# ITEMS start

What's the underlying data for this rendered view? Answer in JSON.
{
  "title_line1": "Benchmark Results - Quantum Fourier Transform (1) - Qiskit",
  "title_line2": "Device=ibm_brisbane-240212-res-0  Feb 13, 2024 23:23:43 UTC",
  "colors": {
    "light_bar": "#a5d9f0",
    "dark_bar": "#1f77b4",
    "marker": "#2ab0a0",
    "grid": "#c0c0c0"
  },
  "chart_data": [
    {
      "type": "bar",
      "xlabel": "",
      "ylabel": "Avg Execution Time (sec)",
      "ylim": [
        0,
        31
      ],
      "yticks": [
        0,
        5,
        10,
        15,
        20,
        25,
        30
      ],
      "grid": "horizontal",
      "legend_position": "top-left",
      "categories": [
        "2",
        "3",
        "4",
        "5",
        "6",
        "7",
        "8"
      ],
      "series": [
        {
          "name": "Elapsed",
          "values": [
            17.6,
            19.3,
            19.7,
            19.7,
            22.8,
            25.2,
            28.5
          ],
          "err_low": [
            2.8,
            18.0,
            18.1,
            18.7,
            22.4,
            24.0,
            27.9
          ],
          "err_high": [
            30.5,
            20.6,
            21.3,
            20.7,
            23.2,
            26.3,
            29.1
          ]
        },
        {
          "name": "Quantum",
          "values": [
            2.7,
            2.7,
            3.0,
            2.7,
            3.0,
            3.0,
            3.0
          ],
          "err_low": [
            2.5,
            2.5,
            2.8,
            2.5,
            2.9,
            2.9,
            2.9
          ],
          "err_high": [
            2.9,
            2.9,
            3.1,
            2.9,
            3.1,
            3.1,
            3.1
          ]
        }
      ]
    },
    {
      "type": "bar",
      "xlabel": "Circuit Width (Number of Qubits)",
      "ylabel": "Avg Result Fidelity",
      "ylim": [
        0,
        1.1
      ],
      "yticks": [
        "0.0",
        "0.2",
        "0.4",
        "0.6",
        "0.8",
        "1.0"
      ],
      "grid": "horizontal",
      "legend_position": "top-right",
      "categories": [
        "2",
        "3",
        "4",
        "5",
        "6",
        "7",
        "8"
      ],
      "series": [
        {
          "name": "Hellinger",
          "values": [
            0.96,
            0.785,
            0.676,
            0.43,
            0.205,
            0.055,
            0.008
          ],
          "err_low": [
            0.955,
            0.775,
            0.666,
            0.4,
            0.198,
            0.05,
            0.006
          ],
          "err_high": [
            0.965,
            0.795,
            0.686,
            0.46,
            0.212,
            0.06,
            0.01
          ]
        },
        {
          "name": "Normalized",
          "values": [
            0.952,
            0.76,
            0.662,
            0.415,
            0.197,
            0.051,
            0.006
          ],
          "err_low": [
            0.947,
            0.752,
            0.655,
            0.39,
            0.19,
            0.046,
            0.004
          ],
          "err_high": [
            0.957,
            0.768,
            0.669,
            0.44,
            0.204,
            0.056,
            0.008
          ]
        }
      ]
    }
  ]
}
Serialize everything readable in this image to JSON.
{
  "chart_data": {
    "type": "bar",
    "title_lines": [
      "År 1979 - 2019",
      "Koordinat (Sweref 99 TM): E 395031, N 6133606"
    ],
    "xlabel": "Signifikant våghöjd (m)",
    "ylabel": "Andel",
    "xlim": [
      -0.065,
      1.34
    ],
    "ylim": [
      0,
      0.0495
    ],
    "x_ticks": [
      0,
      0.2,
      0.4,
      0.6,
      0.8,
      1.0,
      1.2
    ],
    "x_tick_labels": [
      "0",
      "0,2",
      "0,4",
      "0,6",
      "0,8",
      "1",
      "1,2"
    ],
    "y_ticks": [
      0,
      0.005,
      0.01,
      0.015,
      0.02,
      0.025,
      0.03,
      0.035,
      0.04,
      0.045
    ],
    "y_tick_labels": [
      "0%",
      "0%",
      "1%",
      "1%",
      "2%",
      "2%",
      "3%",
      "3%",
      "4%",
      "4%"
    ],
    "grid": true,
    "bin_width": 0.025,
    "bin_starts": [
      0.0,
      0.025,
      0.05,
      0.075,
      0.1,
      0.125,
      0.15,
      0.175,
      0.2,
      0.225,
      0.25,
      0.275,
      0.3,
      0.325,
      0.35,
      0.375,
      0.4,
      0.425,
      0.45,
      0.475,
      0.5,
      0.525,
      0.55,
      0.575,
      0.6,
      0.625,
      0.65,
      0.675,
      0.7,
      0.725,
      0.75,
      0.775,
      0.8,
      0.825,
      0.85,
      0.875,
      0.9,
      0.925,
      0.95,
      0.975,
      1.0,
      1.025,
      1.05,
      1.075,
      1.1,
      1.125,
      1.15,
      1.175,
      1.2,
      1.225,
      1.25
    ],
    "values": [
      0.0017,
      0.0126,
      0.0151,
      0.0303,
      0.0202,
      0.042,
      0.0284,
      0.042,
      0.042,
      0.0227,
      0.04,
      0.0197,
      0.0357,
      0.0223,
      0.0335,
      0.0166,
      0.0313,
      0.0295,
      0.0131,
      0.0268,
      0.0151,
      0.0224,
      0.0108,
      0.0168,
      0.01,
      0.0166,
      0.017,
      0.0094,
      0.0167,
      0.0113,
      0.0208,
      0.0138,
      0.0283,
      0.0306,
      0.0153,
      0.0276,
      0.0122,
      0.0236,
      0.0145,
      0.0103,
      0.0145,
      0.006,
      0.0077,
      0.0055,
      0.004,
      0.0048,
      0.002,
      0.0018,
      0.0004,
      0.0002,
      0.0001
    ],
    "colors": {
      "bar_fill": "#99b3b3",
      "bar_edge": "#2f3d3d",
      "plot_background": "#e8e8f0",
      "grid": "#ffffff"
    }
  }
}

# ITEMS end

**EXERCISE DIRECTIONS**
Retype each record exactly, leaving nothing out.

**RESPONSE**
What's the underlying data for this rendered view? Answer in JSON.
{
  "title_line1": "Benchmark Results - Quantum Fourier Transform (1) - Qiskit",
  "title_line2": "Device=ibm_brisbane-240212-res-0  Feb 13, 2024 23:23:43 UTC",
  "colors": {
    "light_bar": "#a5d9f0",
    "dark_bar": "#1f77b4",
    "marker": "#2ab0a0",
    "grid": "#c0c0c0"
  },
  "chart_data": [
    {
      "type": "bar",
      "xlabel": "",
      "ylabel": "Avg Execution Time (sec)",
      "ylim": [
        0,
        31
      ],
      "yticks": [
        0,
        5,
        10,
        15,
        20,
        25,
        30
      ],
      "grid": "horizontal",
      "legend_position": "top-left",
      "categories": [
        "2",
        "3",
        "4",
        "5",
        "6",
        "7",
        "8"
      ],
      "series": [
        {
          "name": "Elapsed",
          "values": [
            17.6,
            19.3,
            19.7,
            19.7,
            22.8,
            25.2,
            28.5
          ],
          "err_low": [
            2.8,
            18.0,
            18.1,
            18.7,
            22.4,
            24.0,
            27.9
          ],
          "err_high": [
            30.5,
            20.6,
            21.3,
            20.7,
            23.2,
            26.3,
            29.1
          ]
        },
        {
          "name": "Quantum",
          "values": [
            2.7,
            2.7,
            3.0,
            2.7,
            3.0,
            3.0,
            3.0
          ],
          "err_low": [
            2.5,
            2.5,
            2.8,
            2.5,
            2.9,
            2.9,
            2.9
          ],
          "err_high": [
            2.9,
            2.9,
            3.1,
            2.9,
            3.1,
            3.1,
            3.1
          ]
        }
      ]
    },
    {
      "type": "bar",
      "xlabel": "Circuit Width (Number of Qubits)",
      "ylabel": "Avg Result Fidelity",
      "ylim": [
        0,
        1.1
      ],
      "yticks": [
        "0.0",
        "0.2",
        "0.4",
        "0.6",
        "0.8",
        "1.0"
      ],
      "grid": "horizontal",
      "legend_position": "top-right",
      "categories": [
        "2",
        "3",
        "4",
        "5",
        "6",
        "7",
        "8"
      ],
      "series": [
        {
          "name": "Hellinger",
          "values": [
            0.96,
            0.785,
            0.676,
            0.43,
            0.205,
            0.055,
            0.008
          ],
          "err_low": [
            0.955,
            0.775,
            0.666,
            0.4,
            0.198,
            0.05,
            0.006
          ],
          "err_high": [
            0.965,
            0.795,
            0.686,
            0.46,
            0.212,
            0.06,
            0.01
          ]
        },
        {
          "name": "Normalized",
          "values": [
            0.952,
            0.76,
            0.662,
            0.415,
            0.197,
            0.051,
            0.006
          ],
          "err_low": [
            0.947,
            0.752,
            0.655,
            0.39,
            0.19,
            0.046,
            0.004
          ],
          "err_high": [
            0.957,
            0.768,
            0.669,
            0.44,
            0.204,
            0.056,
            0.008
          ]
        }
      ]
    }
  ]
}
Serialize everything readable in this image to JSON.
{
  "chart_data": {
    "type": "bar",
    "title_lines": [
      "År 1979 - 2019",
      "Koordinat (Sweref 99 TM): E 395031, N 6133606"
    ],
    "xlabel": "Signifikant våghöjd (m)",
    "ylabel": "Andel",
    "xlim": [
      -0.065,
      1.34
    ],
    "ylim": [
      0,
      0.0495
    ],
    "x_ticks": [
      0,
      0.2,
      0.4,
      0.6,
      0.8,
      1.0,
      1.2
    ],
    "x_tick_labels": [
      "0",
      "0,2",
      "0,4",
      "0,6",
      "0,8",
      "1",
      "1,2"
    ],
    "y_ticks": [
      0,
      0.005,
      0.01,
      0.015,
      0.02,
      0.025,
      0.03,
      0.035,
      0.04,
      0.045
    ],
    "y_tick_labels": [
      "0%",
      "0%",
      "1%",
      "1%",
      "2%",
      "2%",
      "3%",
      "3%",
      "4%",
      "4%"
    ],
    "grid": true,
    "bin_width": 0.025,
    "bin_starts": [
      0.0,
      0.025,
      0.05,
      0.075,
      0.1,
      0.125,
      0.15,
      0.175,
      0.2,
      0.225,
      0.25,
      0.275,
      0.3,
      0.325,
      0.35,
      0.375,
      0.4,
      0.425,
      0.45,
      0.475,
      0.5,
      0.525,
      0.55,
      0.575,
      0.6,
      0.625,
      0.65,
      0.675,
      0.7,
      0.725,
      0.75,
      0.775,
      0.8,
      0.825,
      0.85,
      0.875,
      0.9,
      0.925,
      0.95,
      0.975,
      1.0,
      1.025,
      1.05,
      1.075,
      1.1,
      1.125,
      1.15,
      1.175,
      1.2,
      1.225,
      1.25
    ],
    "values": [
      0.0017,
      0.0126,
      0.0151,
      0.0303,
      0.0202,
      0.042,
      0.0284,
      0.042,
      0.042,
      0.0227,
      0.04,
      0.0197,
      0.0357,
      0.0223,
      0.0335,
      0.0166,
      0.0313,
      0.0295,
      0.0131,
      0.0268,
      0.0151,
      0.0224,
      0.0108,
      0.0168,
      0.01,
      0.0166,
      0.017,
      0.0094,
      0.0167,
      0.0113,
      0.0208,
      0.0138,
      0.0283,
      0.0306,
      0.0153,
      0.0276,
      0.0122,
      0.0236,
      0.0145,
      0.0103,
      0.0145,
      0.006,
      0.0077,
      0.0055,
      0.004,
      0.0048,
      0.002,
      0.0018,
      0.0004,
      0.0002,
      0.0001
    ],
    "colors": {
      "bar_fill": "#99b3b3",
      "bar_edge": "#2f3d3d",
      "plot_background": "#e8e8f0",
      "grid": "#ffffff"
    }
  }
}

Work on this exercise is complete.